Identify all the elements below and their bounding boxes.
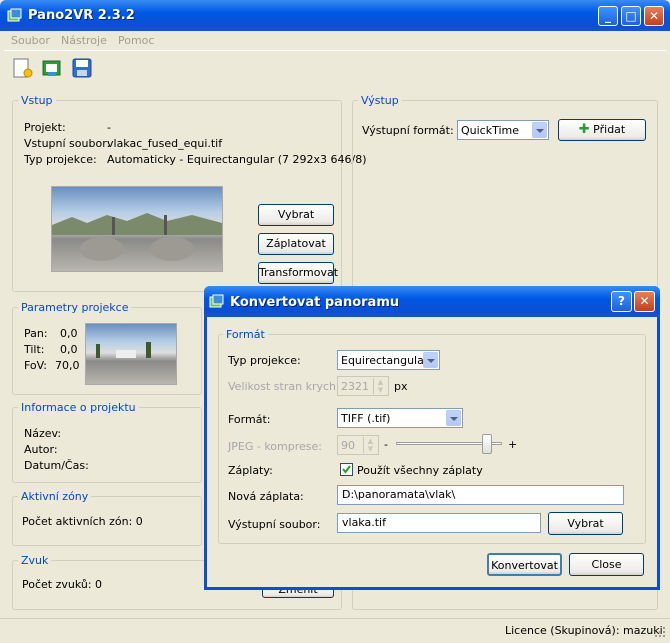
pan-label: Pan: [24,327,48,340]
params-group-legend: Parametry projekce [18,301,132,314]
window-title: Pano2VR 2.3.2 [28,8,135,23]
input-file-value: vlakac_fused_equi.tif [107,137,223,150]
new-patch-label: Nová záplata: [228,490,304,503]
cube-size-unit: px [394,380,408,393]
tilt-value: 0,0 [60,343,78,356]
zones-count: Počet aktivních zón: 0 [22,515,143,528]
spinner-arrows-icon: ▲ ▼ [373,378,387,394]
dialog-close-button[interactable]: Close [569,553,644,576]
projection-value: Automaticky - Equirectangular (7 292x3 6… [107,153,367,166]
format-group-legend: Formát [223,328,268,341]
chevron-down-icon[interactable] [423,352,438,368]
menu-pomoc[interactable]: Pomoc [118,34,154,47]
dialog-app-icon [209,294,224,309]
plus-icon: ✚ [578,122,590,137]
dialog-title: Konvertovat panoramu [230,295,400,310]
view-preview [85,323,177,385]
output-format-label: Výstupní formát: [362,124,454,137]
tilt-label: Tilt: [24,343,45,356]
app-icon [7,8,22,23]
license-status: Licence (Skupinová): mazuki [505,624,663,637]
jpeg-plus: + [508,438,518,451]
patch-button[interactable]: Záplatovat [258,233,334,255]
cube-size-value: 2321 [341,380,369,393]
output-group-legend: Výstup [358,94,402,107]
format-value: TIFF (.tif) [341,412,391,425]
dialog-select-button[interactable]: Vybrat [548,512,623,535]
jpeg-minus: - [384,438,388,451]
use-all-patches-label[interactable]: Použít všechny záplaty [357,464,483,477]
jpeg-compression-label: JPEG - komprese: [228,440,322,453]
help-icon[interactable]: ? [611,291,632,312]
output-file-label: Výstupní soubor: [228,518,321,531]
menu-soubor[interactable]: Soubor [11,34,50,47]
author-label: Autor: [24,443,58,456]
cube-size-spinner: 2321 ▲ ▼ [337,376,389,396]
select-input-button[interactable]: Vybrat [258,204,334,226]
resize-grip-icon[interactable] [654,626,666,638]
save-icon[interactable] [71,57,93,79]
chevron-down-icon[interactable] [446,410,461,426]
convert-button[interactable]: Konvertovat [487,553,562,576]
info-group-legend: Informace o projektu [18,401,139,414]
jpeg-slider-thumb[interactable] [482,434,493,454]
add-output-label: Přidat [593,123,626,136]
zones-group-legend: Aktivní zóny [18,490,92,503]
transform-button[interactable]: Transformovat [258,262,338,284]
chevron-down-icon[interactable] [532,122,547,138]
output-file-input[interactable]: vlaka.tif [337,513,541,533]
pan-value: 0,0 [60,327,78,340]
project-value: - [107,121,111,134]
add-output-button[interactable]: ✚ Přidat [558,119,646,141]
dialog-close-icon[interactable]: ✕ [634,291,655,312]
datetime-label: Datum/Čas: [24,459,89,472]
fov-label: FoV: [24,359,47,372]
input-group-legend: Vstup [18,94,56,107]
maximize-icon[interactable]: □ [621,6,641,26]
fov-value: 70,0 [55,359,80,372]
minimize-icon[interactable]: _ [598,6,618,26]
use-all-patches-checkbox[interactable] [340,463,353,476]
output-format-select[interactable]: QuickTime [457,120,549,140]
jpeg-quality-value: 90 [341,439,355,452]
format-label: Formát: [228,413,271,426]
spinner-arrows-icon: ▲ ▼ [363,437,377,453]
name-label: Název: [24,427,62,440]
projection-type-select[interactable]: Equirectangular [337,350,440,370]
menu-nastroje[interactable]: Nástroje [61,34,107,47]
patches-label: Záplaty: [228,464,273,477]
close-icon[interactable]: ✕ [644,6,664,26]
menu-separator [4,50,666,51]
project-label: Projekt: [24,121,66,134]
panorama-preview [51,186,223,272]
projection-type-label: Typ projekce: [228,354,301,367]
projection-label: Typ projekce: [24,153,97,166]
sound-group-legend: Zvuk [18,554,52,567]
output-format-value: QuickTime [461,124,520,137]
new-patch-input[interactable]: D:\panoramata\vlak\ [337,485,624,505]
sounds-count: Počet zvuků: 0 [22,578,103,591]
format-select[interactable]: TIFF (.tif) [337,408,463,428]
jpeg-quality-spinner: 90 ▲ ▼ [337,435,379,455]
new-project-icon[interactable] [11,57,33,79]
open-project-icon[interactable] [41,57,63,79]
cube-size-label: Velikost stran krychle: [228,380,350,393]
input-file-label: Vstupní soubor: [24,137,111,150]
checkmark-icon [342,465,351,474]
projection-type-value: Equirectangular [341,354,429,367]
..........
◆ Exercise objective ◆
Rewrite the material above with every "Vybrat" switched to "Zvolit" and nothing else changed. Leave the pictures out.

◆ Exercise answer ◆
Identify all the elements below and their bounding boxes.
pan-label: Pan: [24,327,48,340]
params-group-legend: Parametry projekce [18,301,132,314]
window-title: Pano2VR 2.3.2 [28,8,135,23]
input-file-value: vlakac_fused_equi.tif [107,137,223,150]
new-patch-label: Nová záplata: [228,490,304,503]
cube-size-unit: px [394,380,408,393]
tilt-value: 0,0 [60,343,78,356]
zones-count: Počet aktivních zón: 0 [22,515,143,528]
spinner-arrows-icon: ▲ ▼ [373,378,387,394]
dialog-close-button[interactable]: Close [569,553,644,576]
projection-value: Automaticky - Equirectangular (7 292x3 6… [107,153,367,166]
format-group-legend: Formát [223,328,268,341]
chevron-down-icon[interactable] [423,352,438,368]
menu-pomoc[interactable]: Pomoc [118,34,154,47]
dialog-app-icon [209,294,224,309]
plus-icon: ✚ [578,122,590,137]
dialog-title: Konvertovat panoramu [230,295,400,310]
view-preview [85,323,177,385]
output-format-label: Výstupní formát: [362,124,454,137]
tilt-label: Tilt: [24,343,45,356]
app-icon [7,8,22,23]
license-status: Licence (Skupinová): mazuki [505,624,663,637]
jpeg-plus: + [508,438,518,451]
patch-button[interactable]: Záplatovat [258,233,334,255]
cube-size-value: 2321 [341,380,369,393]
output-group-legend: Výstup [358,94,402,107]
format-value: TIFF (.tif) [341,412,391,425]
dialog-select-button[interactable]: Zvolit [548,512,623,535]
jpeg-minus: - [384,438,388,451]
use-all-patches-label[interactable]: Použít všechny záplaty [357,464,483,477]
jpeg-compression-label: JPEG - komprese: [228,440,322,453]
help-icon[interactable]: ? [611,291,632,312]
output-file-label: Výstupní soubor: [228,518,321,531]
menu-soubor[interactable]: Soubor [11,34,50,47]
author-label: Autor: [24,443,58,456]
cube-size-spinner: 2321 ▲ ▼ [337,376,389,396]
select-input-button[interactable]: Zvolit [258,204,334,226]
resize-grip-icon[interactable] [654,626,666,638]
save-icon[interactable] [71,57,93,79]
chevron-down-icon[interactable] [446,410,461,426]
convert-button[interactable]: Konvertovat [487,553,562,576]
info-group-legend: Informace o projektu [18,401,139,414]
jpeg-slider-thumb[interactable] [482,434,493,454]
add-output-label: Přidat [593,123,626,136]
zones-group-legend: Aktivní zóny [18,490,92,503]
transform-button[interactable]: Transformovat [258,262,338,284]
chevron-down-icon[interactable] [532,122,547,138]
output-file-input[interactable]: vlaka.tif [337,513,541,533]
pan-value: 0,0 [60,327,78,340]
project-value: - [107,121,111,134]
add-output-button[interactable]: ✚ Přidat [558,119,646,141]
dialog-close-icon[interactable]: ✕ [634,291,655,312]
datetime-label: Datum/Čas: [24,459,89,472]
fov-label: FoV: [24,359,47,372]
input-group-legend: Vstup [18,94,56,107]
maximize-icon[interactable]: □ [621,6,641,26]
fov-value: 70,0 [55,359,80,372]
minimize-icon[interactable]: _ [598,6,618,26]
use-all-patches-checkbox[interactable] [340,463,353,476]
output-format-select[interactable]: QuickTime [457,120,549,140]
jpeg-quality-value: 90 [341,439,355,452]
format-label: Formát: [228,413,271,426]
spinner-arrows-icon: ▲ ▼ [363,437,377,453]
name-label: Název: [24,427,62,440]
projection-type-select[interactable]: Equirectangular [337,350,440,370]
menu-nastroje[interactable]: Nástroje [61,34,107,47]
patches-label: Záplaty: [228,464,273,477]
close-icon[interactable]: ✕ [644,6,664,26]
menu-separator [4,50,666,51]
project-label: Projekt: [24,121,66,134]
panorama-preview [51,186,223,272]
projection-type-label: Typ projekce: [228,354,301,367]
projection-label: Typ projekce: [24,153,97,166]
sound-group-legend: Zvuk [18,554,52,567]
output-format-value: QuickTime [461,124,520,137]
new-patch-input[interactable]: D:\panoramata\vlak\ [337,485,624,505]
sounds-count: Počet zvuků: 0 [22,578,103,591]
format-select[interactable]: TIFF (.tif) [337,408,463,428]
jpeg-quality-spinner: 90 ▲ ▼ [337,435,379,455]
new-project-icon[interactable] [11,57,33,79]
open-project-icon[interactable] [41,57,63,79]
cube-size-label: Velikost stran krychle: [228,380,350,393]
input-file-label: Vstupní soubor: [24,137,111,150]
checkmark-icon [342,465,351,474]
projection-type-value: Equirectangular [341,354,429,367]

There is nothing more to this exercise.